▶ What is required:
Extract every line that includes the string "wählen".

——

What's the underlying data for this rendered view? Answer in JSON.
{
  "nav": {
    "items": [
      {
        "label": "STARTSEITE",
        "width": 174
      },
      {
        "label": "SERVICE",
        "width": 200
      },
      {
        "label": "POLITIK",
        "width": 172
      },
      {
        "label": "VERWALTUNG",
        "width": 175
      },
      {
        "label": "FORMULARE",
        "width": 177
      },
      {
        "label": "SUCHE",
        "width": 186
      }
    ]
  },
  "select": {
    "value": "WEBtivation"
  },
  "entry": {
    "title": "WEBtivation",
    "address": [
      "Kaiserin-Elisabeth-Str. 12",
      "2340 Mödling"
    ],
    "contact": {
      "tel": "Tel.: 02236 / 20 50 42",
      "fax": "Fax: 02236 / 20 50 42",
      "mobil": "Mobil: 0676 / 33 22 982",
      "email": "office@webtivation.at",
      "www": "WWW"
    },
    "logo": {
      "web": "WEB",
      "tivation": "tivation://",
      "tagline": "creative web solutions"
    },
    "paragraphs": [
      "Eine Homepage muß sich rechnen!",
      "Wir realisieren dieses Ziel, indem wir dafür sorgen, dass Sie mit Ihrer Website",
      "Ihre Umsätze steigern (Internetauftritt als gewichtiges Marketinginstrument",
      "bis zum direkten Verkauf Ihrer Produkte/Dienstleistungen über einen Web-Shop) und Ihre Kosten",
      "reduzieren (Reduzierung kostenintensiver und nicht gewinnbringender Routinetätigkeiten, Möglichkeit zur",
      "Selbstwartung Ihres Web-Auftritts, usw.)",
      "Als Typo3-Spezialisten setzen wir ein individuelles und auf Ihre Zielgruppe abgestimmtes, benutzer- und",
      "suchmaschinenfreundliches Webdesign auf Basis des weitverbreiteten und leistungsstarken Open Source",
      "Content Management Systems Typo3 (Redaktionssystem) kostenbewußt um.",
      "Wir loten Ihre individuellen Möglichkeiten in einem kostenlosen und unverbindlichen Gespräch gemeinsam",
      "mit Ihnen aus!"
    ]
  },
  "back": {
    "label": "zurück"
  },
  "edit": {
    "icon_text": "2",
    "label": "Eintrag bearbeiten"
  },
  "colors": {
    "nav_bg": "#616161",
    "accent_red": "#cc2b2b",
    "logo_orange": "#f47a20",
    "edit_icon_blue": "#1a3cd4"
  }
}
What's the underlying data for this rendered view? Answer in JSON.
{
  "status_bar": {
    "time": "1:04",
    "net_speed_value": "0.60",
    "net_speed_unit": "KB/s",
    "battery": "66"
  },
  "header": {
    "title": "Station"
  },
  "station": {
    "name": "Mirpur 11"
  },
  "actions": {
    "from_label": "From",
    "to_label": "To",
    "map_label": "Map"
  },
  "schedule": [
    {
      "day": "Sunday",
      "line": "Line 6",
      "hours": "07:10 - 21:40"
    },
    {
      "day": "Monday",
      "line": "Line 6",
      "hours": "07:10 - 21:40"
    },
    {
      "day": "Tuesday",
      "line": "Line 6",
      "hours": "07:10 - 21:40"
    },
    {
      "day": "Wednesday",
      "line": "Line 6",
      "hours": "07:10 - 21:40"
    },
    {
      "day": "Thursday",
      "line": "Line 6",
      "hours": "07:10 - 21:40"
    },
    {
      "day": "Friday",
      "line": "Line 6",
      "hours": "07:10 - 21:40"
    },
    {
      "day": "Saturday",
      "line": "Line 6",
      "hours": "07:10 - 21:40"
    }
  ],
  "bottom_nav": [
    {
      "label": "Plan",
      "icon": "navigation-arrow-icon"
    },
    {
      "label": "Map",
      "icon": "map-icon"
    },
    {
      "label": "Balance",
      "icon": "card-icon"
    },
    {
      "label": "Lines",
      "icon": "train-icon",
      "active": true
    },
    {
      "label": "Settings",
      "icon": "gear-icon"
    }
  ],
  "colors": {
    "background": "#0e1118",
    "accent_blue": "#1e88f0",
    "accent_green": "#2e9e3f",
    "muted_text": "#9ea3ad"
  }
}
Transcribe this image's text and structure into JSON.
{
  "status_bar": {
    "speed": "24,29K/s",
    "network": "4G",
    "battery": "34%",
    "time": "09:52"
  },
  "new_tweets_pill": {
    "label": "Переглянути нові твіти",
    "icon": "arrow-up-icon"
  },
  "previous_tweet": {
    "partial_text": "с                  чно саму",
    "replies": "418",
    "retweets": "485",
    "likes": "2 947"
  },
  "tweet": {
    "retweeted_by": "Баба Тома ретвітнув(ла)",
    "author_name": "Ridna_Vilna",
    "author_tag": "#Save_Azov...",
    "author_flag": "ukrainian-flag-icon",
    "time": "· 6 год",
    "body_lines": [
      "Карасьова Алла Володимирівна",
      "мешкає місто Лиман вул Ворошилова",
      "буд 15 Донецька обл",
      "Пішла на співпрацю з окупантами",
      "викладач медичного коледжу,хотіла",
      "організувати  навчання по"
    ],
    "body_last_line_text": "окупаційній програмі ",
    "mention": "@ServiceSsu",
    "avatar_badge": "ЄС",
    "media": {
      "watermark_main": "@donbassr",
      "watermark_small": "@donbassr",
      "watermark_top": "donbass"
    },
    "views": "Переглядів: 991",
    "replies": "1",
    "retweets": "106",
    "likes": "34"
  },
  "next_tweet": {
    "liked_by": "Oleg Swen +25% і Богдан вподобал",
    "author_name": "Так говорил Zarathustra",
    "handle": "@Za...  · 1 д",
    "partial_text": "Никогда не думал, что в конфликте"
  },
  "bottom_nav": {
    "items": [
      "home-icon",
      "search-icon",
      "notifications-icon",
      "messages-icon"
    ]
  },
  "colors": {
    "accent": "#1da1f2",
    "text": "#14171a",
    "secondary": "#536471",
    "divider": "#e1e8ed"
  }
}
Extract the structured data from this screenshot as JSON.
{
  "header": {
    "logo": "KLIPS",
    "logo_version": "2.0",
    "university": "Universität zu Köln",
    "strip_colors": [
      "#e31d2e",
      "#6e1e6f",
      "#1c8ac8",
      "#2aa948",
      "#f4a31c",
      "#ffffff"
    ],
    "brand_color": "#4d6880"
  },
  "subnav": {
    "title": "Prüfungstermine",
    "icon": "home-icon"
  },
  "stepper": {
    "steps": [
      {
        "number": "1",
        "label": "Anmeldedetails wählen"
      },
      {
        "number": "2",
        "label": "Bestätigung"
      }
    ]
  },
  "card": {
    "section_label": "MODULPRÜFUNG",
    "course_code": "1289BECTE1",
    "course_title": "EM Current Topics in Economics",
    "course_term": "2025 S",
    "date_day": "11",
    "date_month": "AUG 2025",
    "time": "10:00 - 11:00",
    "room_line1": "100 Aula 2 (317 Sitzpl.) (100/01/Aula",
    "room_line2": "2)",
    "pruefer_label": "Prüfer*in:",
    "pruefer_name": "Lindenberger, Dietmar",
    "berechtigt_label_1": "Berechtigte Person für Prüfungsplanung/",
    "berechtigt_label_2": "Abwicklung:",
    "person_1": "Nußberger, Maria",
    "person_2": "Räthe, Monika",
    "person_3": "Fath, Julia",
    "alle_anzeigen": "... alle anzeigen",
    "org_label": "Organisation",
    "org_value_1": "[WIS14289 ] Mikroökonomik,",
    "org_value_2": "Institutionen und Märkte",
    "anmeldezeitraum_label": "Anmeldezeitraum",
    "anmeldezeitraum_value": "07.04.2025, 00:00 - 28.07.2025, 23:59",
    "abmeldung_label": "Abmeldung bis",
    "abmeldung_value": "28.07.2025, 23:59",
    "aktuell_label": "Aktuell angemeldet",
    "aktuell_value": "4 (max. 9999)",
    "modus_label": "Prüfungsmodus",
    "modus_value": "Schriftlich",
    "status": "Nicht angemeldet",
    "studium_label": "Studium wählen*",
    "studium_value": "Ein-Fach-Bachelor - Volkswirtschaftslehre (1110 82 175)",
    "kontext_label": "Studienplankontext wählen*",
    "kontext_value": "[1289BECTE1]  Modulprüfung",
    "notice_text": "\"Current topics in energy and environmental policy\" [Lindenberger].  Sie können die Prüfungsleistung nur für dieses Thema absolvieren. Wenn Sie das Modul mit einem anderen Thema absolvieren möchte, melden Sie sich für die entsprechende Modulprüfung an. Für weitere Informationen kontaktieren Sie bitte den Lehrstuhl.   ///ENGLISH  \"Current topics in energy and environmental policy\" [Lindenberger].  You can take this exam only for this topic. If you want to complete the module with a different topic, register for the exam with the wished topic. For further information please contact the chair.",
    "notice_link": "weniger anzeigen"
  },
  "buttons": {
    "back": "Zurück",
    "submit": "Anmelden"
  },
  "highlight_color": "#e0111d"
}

——

▶ Finished exercise:
        "label": "Anmeldedetails wählen"
    "studium_label": "Studium wählen*",
    "kontext_label": "Studienplankontext wählen*",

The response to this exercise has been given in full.